What is expected |
Isolate every line in the data with the string "options" and copy it.

Stored records |
——

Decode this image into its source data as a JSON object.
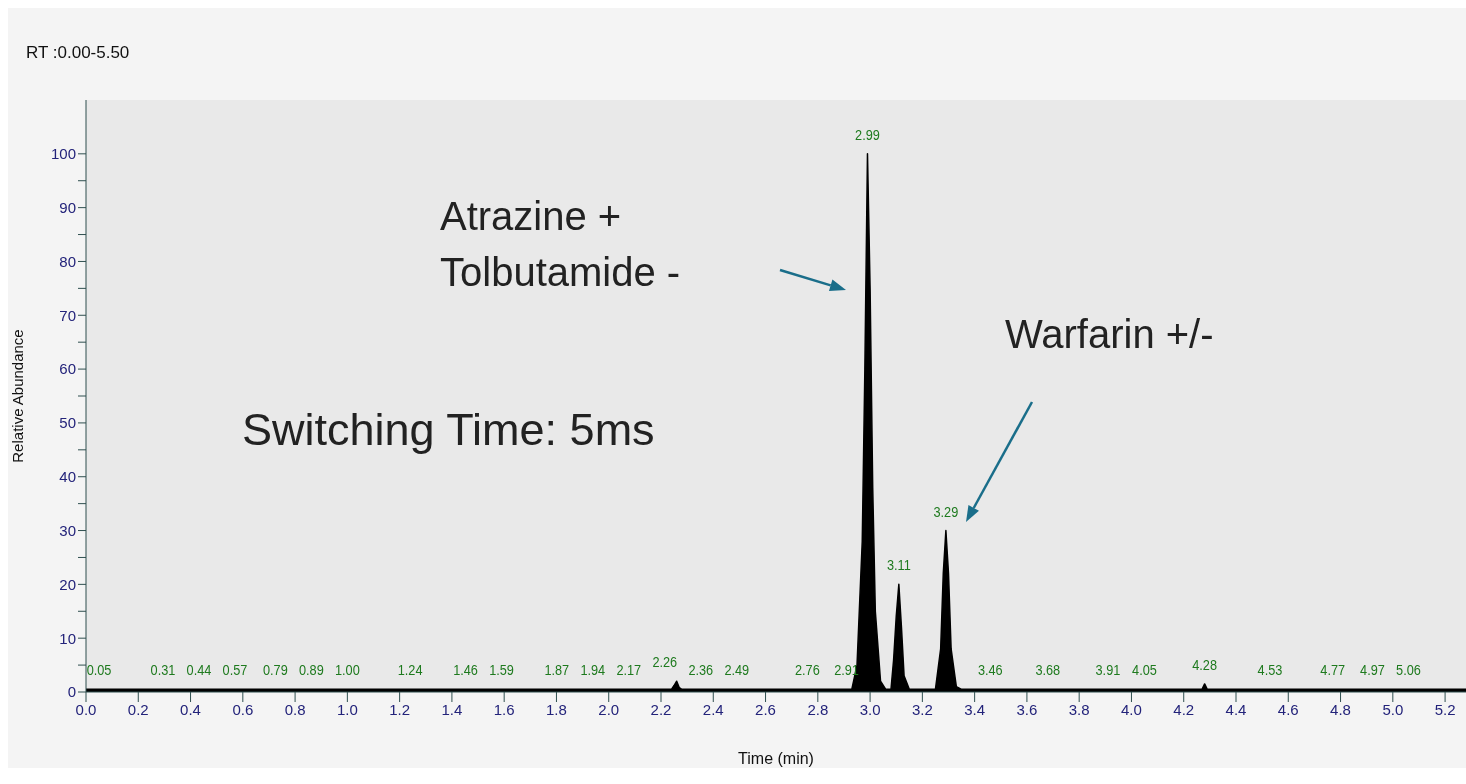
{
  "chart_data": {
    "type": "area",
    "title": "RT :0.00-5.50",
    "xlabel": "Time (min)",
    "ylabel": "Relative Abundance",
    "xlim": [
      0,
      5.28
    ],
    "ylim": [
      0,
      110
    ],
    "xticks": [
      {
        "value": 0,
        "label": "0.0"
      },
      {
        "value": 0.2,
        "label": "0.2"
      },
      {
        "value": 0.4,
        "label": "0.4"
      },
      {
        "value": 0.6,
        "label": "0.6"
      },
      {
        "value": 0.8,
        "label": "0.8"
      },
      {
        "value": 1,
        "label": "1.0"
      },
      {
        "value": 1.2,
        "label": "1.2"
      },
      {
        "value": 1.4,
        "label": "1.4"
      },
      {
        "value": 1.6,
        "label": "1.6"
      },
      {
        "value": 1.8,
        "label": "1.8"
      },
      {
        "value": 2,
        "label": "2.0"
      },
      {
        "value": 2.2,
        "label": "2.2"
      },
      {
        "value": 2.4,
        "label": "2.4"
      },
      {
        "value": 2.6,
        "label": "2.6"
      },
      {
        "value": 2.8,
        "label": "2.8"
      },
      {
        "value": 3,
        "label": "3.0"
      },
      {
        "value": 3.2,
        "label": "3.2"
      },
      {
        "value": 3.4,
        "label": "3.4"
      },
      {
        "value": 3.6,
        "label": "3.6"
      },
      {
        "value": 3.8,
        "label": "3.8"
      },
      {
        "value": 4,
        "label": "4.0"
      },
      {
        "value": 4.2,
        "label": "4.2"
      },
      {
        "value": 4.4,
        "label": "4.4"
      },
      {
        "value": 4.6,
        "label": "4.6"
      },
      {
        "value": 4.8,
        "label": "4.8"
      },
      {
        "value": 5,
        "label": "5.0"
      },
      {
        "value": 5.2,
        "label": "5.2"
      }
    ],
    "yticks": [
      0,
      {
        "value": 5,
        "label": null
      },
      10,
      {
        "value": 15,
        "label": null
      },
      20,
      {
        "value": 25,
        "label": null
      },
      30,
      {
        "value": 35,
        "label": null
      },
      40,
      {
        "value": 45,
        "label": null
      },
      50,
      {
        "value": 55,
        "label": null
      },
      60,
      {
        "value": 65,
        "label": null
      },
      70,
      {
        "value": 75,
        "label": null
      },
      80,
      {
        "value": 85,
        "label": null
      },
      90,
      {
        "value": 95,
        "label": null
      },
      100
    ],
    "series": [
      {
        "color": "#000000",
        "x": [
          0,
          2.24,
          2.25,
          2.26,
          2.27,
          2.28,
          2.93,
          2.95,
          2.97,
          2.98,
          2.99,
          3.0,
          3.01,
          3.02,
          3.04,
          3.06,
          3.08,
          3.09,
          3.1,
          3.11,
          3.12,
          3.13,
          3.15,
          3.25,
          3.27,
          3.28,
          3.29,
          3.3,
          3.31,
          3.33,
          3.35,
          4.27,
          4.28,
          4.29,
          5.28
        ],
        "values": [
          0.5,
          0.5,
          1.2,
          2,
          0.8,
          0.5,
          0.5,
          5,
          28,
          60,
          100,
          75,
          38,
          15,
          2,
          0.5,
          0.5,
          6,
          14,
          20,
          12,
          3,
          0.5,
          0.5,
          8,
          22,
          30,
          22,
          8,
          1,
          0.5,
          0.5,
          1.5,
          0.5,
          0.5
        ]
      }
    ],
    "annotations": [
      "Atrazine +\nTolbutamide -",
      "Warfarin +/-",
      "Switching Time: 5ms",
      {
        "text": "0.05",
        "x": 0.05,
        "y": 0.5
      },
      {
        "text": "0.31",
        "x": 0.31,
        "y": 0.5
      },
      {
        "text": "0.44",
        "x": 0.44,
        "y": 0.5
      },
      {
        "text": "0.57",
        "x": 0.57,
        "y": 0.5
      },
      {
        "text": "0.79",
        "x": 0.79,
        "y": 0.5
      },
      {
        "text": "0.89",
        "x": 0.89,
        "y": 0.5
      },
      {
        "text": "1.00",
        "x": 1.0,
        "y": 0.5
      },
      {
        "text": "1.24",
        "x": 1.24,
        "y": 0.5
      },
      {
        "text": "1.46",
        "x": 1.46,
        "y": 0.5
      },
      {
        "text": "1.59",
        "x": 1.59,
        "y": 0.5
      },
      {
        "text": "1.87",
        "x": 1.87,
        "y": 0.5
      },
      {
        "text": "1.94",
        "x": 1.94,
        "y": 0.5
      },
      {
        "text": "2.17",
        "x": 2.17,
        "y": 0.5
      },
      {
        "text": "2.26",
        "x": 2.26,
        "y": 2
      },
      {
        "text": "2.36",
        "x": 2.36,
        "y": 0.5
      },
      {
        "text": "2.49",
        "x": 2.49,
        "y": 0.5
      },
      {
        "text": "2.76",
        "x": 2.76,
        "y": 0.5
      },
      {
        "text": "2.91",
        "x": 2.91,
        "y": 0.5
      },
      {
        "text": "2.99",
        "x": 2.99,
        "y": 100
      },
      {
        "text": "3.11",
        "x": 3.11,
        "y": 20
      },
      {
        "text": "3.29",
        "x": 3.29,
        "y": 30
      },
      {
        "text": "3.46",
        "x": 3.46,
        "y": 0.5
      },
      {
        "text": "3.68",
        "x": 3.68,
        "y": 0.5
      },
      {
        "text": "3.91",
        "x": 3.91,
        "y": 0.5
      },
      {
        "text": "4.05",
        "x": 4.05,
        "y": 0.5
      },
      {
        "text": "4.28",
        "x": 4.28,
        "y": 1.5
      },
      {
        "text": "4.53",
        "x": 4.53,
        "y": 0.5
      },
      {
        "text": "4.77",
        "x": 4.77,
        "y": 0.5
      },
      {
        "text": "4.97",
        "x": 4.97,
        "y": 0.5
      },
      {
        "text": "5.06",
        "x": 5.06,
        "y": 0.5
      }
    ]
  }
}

——

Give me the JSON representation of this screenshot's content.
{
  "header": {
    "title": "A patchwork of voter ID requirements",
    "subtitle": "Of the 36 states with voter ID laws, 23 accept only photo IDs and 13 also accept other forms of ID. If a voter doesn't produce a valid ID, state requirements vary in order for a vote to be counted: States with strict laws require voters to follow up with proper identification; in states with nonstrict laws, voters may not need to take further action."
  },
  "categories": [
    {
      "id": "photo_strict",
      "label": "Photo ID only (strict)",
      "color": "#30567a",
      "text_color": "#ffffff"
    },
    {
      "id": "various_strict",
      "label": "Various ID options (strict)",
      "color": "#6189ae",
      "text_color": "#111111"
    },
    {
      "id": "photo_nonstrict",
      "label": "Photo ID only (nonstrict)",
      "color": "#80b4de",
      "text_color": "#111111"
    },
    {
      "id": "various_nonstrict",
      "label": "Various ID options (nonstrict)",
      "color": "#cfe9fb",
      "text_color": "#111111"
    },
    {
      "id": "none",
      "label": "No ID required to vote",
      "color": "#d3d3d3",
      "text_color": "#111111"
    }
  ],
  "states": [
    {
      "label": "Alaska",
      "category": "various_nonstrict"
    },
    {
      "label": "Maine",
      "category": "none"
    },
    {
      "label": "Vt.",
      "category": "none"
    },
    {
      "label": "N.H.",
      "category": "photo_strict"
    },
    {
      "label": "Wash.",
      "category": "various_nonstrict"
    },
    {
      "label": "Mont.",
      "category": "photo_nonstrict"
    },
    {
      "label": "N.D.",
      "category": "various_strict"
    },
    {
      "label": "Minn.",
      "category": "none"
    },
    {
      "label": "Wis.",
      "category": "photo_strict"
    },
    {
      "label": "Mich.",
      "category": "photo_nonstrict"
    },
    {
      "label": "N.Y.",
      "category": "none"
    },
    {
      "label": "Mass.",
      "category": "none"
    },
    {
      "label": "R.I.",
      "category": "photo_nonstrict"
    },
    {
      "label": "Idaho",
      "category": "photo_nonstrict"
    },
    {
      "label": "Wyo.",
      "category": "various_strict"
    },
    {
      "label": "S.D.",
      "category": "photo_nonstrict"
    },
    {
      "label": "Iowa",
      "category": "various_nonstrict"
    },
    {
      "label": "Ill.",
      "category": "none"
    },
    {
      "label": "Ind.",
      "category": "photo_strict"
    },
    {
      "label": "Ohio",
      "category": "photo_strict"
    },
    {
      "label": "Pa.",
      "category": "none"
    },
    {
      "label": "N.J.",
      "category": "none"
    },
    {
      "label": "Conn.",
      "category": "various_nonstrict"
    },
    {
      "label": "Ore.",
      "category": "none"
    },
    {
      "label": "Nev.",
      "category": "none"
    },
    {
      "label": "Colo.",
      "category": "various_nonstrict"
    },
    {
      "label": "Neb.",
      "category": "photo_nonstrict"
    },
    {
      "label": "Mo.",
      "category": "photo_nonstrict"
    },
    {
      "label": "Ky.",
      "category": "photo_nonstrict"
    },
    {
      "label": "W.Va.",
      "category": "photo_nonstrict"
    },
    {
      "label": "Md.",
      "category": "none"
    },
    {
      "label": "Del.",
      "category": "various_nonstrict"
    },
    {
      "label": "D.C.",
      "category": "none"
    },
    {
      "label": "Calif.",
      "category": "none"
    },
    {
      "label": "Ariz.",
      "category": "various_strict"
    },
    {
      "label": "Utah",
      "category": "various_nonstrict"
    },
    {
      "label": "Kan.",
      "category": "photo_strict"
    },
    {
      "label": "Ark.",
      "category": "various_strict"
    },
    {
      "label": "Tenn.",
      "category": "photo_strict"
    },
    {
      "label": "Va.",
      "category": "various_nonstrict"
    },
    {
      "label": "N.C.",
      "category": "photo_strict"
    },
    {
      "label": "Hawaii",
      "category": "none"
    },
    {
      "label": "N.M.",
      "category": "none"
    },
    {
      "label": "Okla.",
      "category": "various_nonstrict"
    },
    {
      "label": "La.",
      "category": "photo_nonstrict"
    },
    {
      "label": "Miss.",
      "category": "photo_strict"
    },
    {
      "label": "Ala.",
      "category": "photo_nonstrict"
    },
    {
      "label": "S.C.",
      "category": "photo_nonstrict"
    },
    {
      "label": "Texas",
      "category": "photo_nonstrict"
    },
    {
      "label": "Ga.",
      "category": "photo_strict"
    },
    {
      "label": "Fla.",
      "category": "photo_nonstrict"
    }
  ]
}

——

The answer |
      "label": "Various ID options (strict)",
      "label": "Various ID options (nonstrict)",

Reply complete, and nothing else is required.